- WHAT TO WORK ON
Collect each line of the entries that holds the string "Discount".

----

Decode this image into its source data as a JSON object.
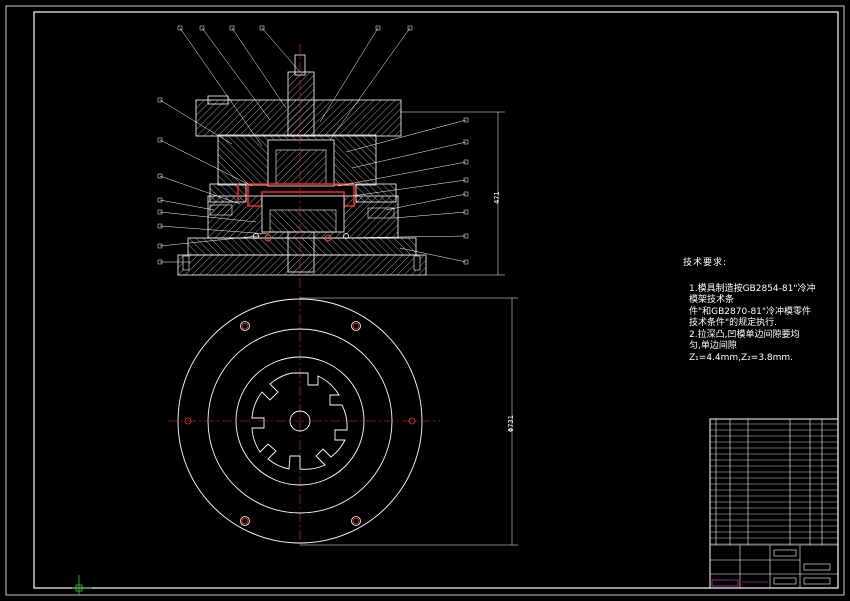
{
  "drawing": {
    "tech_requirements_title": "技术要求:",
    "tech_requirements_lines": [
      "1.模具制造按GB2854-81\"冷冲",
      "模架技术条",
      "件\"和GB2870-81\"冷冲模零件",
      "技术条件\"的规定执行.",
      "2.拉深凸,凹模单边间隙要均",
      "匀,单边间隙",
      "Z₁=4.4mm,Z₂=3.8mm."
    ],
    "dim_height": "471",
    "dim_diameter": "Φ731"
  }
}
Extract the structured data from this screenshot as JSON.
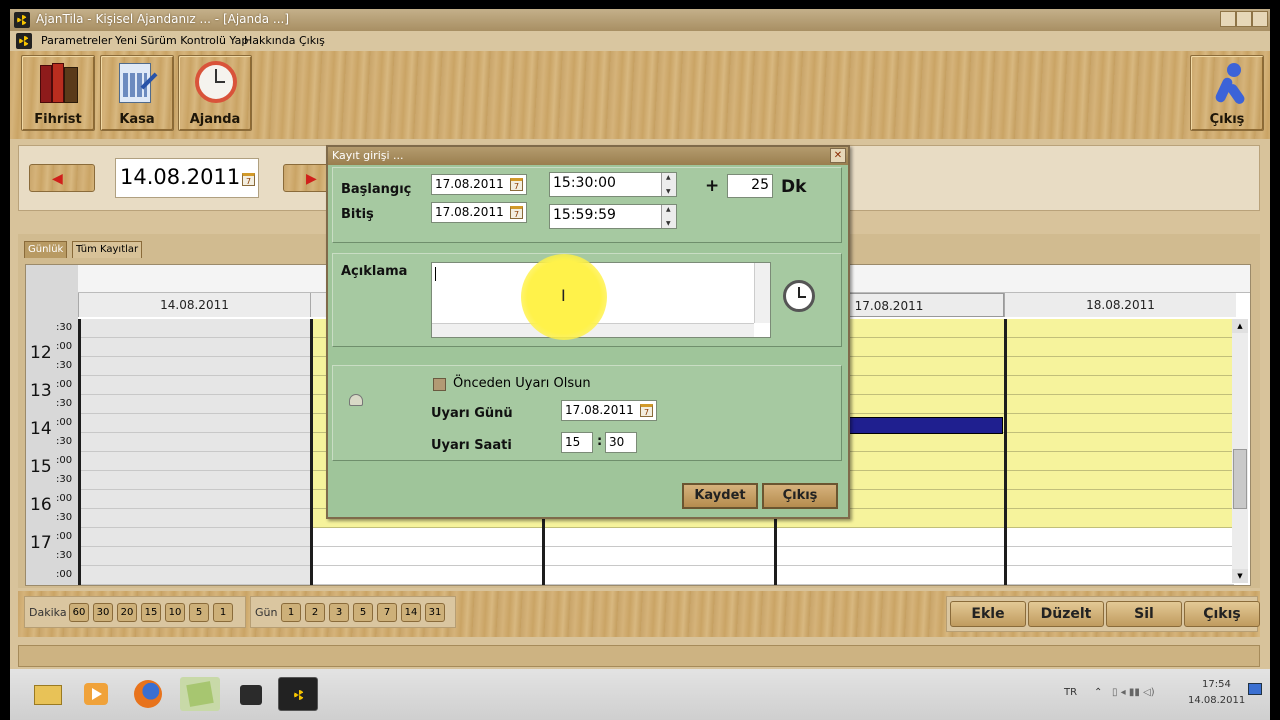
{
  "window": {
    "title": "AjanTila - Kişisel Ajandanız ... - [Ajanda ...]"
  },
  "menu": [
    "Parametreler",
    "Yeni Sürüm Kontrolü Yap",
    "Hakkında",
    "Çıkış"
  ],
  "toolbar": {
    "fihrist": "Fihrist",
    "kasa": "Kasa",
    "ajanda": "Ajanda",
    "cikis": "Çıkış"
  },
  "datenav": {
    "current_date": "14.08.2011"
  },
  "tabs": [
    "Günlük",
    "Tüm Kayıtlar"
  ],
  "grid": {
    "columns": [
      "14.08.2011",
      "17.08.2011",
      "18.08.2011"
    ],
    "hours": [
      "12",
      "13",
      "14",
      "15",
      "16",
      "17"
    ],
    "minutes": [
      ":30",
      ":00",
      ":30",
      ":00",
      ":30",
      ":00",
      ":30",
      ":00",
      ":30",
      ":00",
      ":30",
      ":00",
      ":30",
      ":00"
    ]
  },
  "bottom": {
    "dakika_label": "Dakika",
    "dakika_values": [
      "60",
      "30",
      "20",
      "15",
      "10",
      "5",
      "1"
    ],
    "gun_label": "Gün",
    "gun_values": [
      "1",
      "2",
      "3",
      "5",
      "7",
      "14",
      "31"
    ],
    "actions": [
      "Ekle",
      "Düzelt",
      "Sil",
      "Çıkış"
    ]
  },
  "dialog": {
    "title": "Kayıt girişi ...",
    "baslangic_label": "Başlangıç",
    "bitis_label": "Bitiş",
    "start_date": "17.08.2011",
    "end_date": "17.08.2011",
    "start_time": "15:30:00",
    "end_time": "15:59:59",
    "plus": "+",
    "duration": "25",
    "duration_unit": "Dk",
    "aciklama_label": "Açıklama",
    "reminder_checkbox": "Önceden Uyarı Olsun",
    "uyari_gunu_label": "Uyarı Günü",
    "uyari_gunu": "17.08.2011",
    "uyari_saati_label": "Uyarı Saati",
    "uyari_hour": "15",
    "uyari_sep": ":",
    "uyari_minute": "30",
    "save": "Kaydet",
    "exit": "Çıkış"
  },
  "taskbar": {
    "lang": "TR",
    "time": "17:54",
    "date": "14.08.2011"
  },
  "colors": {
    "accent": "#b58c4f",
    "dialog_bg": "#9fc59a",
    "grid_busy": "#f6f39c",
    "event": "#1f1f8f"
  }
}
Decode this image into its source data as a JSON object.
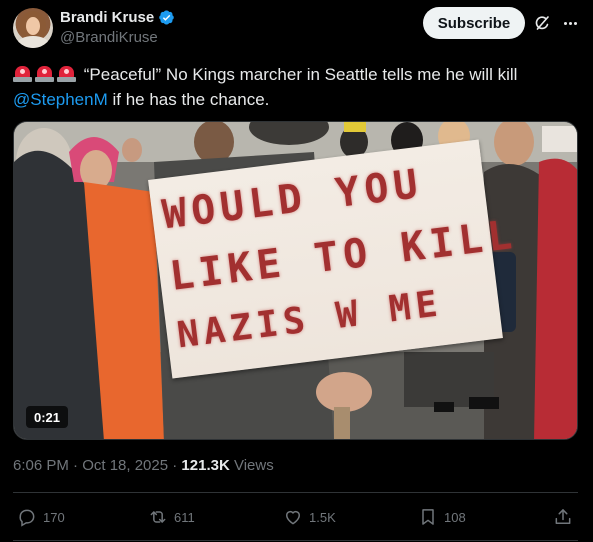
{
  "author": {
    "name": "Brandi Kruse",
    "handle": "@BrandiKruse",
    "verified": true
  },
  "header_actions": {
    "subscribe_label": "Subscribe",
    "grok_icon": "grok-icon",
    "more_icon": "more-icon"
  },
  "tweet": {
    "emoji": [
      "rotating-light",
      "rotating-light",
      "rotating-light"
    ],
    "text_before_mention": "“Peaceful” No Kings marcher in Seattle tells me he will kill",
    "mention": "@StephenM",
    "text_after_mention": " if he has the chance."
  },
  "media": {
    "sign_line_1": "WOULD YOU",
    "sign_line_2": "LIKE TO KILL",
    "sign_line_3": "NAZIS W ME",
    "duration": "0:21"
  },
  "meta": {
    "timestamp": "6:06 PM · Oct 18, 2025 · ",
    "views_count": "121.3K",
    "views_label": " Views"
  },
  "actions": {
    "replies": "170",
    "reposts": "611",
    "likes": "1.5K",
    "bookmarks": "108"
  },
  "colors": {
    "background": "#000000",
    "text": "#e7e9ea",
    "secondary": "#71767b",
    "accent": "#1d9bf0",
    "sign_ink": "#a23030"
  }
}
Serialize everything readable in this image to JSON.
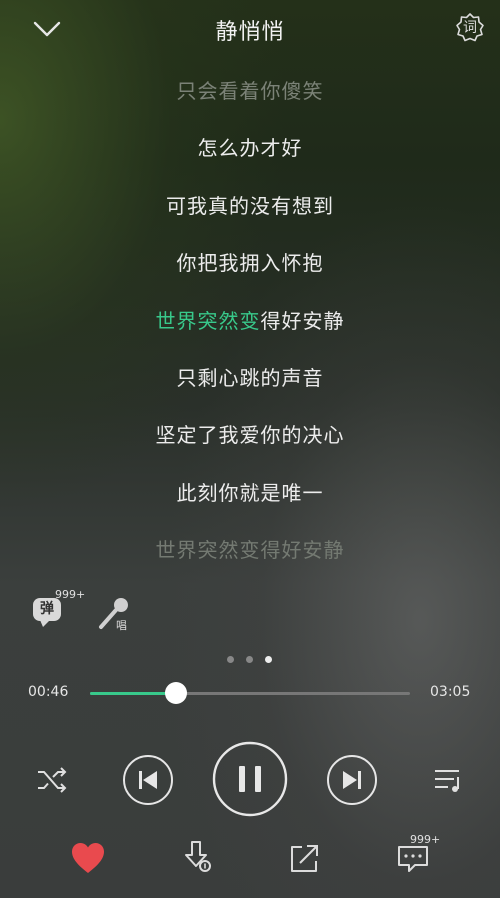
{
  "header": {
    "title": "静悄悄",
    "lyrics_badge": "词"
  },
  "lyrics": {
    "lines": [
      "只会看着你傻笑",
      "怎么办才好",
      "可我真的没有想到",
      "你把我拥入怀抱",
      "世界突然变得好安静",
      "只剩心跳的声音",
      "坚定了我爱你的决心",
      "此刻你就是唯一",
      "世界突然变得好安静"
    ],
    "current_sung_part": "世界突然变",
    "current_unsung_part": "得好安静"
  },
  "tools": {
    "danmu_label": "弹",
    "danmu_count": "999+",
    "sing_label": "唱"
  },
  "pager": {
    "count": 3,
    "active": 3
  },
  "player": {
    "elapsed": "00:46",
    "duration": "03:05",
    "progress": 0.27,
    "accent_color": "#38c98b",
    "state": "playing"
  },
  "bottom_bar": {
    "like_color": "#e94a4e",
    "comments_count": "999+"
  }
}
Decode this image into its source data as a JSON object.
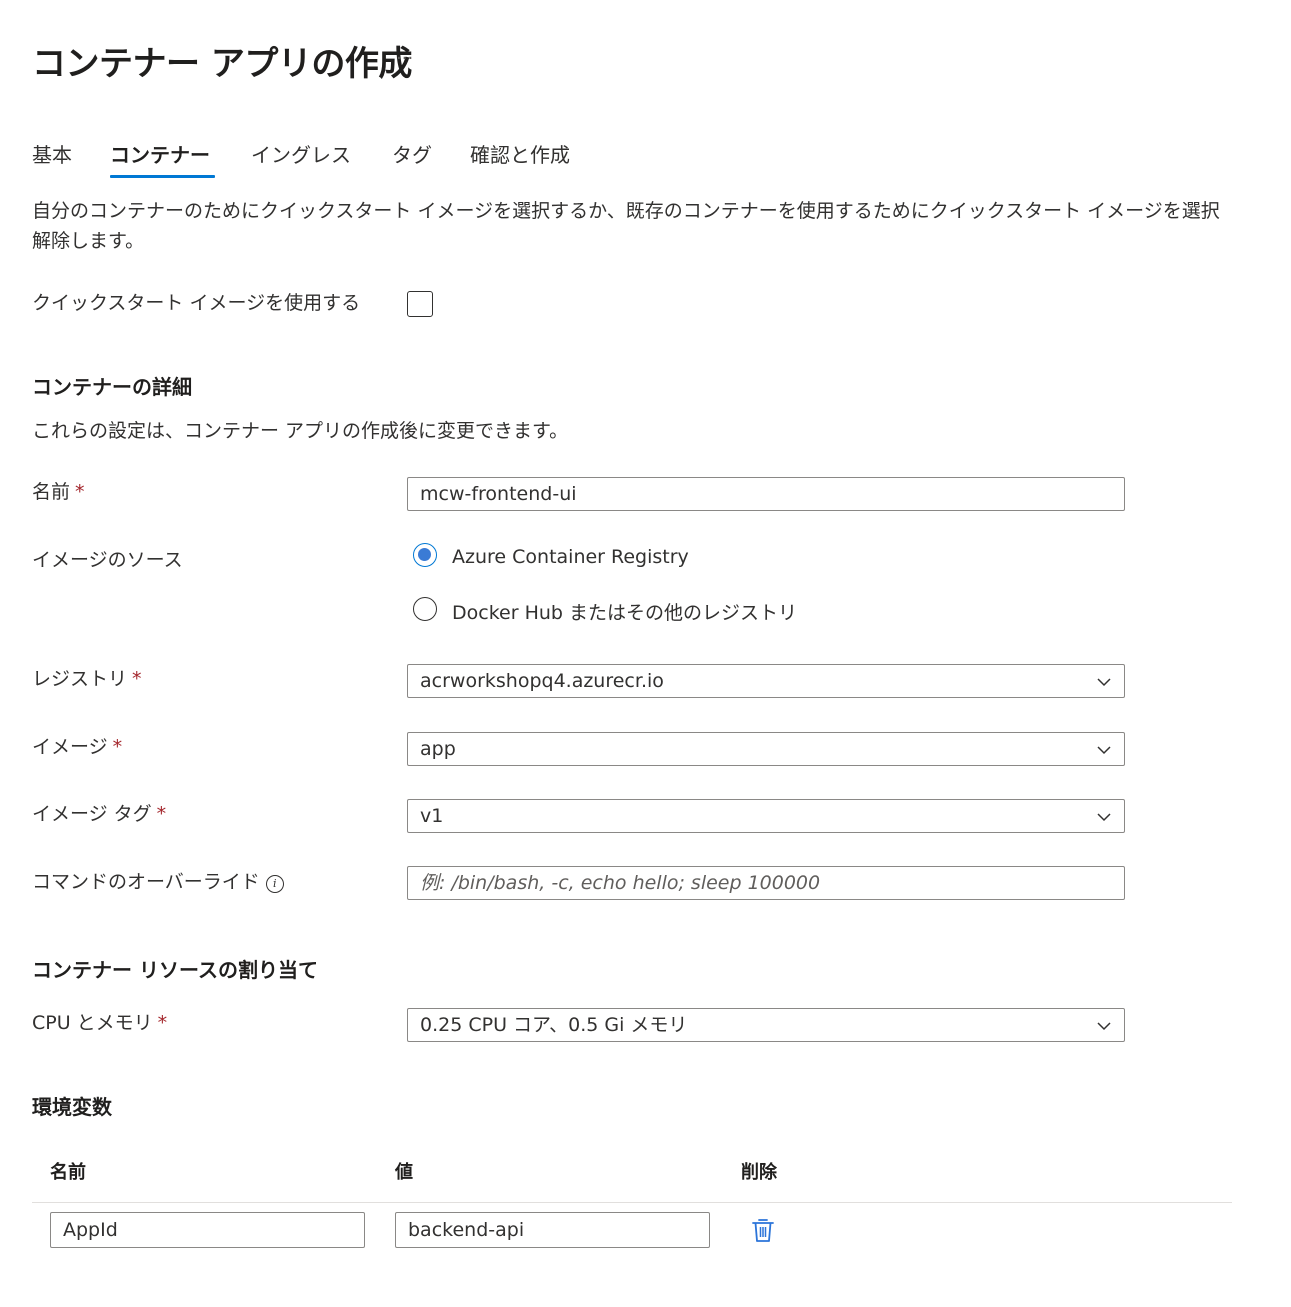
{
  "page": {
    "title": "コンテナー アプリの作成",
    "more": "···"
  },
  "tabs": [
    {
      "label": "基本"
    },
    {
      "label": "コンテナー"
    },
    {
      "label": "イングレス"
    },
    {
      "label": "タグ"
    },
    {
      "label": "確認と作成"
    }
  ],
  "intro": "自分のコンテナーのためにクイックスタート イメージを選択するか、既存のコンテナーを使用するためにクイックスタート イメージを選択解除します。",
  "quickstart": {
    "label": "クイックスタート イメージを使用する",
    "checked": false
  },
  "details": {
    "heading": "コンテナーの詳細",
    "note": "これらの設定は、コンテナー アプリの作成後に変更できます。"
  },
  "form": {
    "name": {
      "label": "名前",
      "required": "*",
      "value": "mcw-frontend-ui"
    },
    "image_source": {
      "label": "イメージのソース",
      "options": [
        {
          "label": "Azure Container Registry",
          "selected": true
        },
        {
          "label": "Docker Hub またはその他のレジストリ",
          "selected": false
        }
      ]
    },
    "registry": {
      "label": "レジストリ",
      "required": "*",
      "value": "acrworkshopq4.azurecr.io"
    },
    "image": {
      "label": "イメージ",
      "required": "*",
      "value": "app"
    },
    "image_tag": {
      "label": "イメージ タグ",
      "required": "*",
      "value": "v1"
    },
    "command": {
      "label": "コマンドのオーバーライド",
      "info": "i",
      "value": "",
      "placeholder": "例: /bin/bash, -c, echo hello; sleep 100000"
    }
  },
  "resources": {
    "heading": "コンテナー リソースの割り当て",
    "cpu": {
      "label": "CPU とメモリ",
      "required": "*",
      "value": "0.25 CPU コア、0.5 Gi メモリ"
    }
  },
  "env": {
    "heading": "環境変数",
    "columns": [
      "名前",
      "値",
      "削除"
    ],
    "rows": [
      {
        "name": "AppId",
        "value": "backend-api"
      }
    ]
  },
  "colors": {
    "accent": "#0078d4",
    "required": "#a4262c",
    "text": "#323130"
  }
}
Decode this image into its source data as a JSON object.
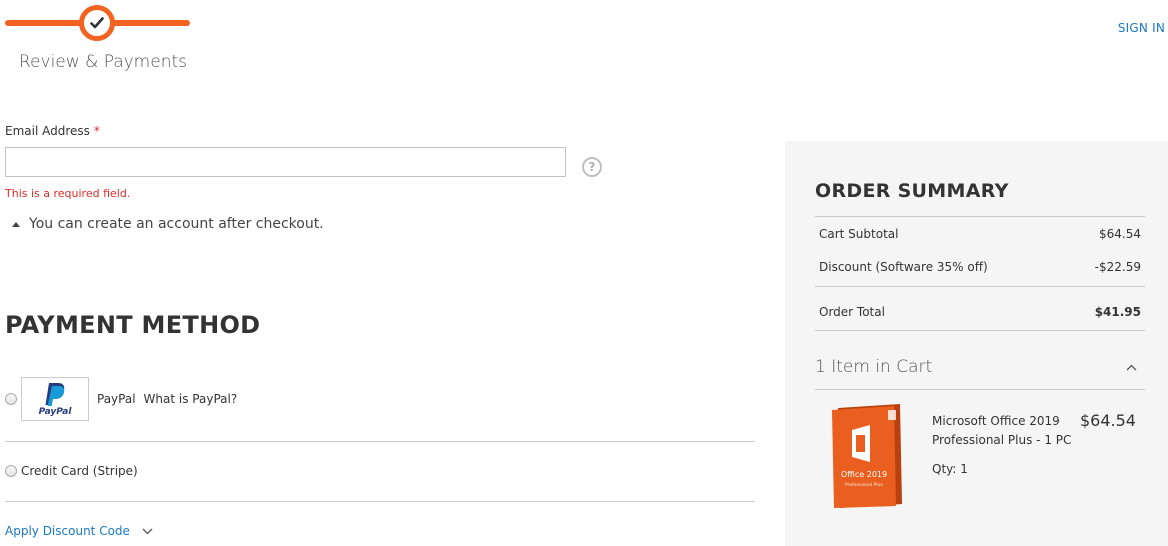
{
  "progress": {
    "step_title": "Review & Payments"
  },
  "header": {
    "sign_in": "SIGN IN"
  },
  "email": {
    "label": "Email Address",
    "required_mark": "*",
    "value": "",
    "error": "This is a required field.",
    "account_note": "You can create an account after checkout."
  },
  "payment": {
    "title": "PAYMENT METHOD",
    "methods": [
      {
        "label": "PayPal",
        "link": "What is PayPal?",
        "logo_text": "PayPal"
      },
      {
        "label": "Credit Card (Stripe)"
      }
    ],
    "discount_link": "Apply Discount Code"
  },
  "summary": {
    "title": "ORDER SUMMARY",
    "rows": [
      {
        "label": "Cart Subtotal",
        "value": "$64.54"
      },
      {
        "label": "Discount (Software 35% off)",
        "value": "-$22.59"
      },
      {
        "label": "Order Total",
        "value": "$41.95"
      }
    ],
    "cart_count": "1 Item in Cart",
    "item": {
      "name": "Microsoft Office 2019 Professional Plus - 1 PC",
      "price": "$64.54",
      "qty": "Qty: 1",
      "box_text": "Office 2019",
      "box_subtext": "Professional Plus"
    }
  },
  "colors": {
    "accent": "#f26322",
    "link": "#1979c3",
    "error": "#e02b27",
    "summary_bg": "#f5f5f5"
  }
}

----

- CORRECT RESPONSE
    "discount_link": "Apply Discount Code"
        "label": "Discount (Software 35% off)",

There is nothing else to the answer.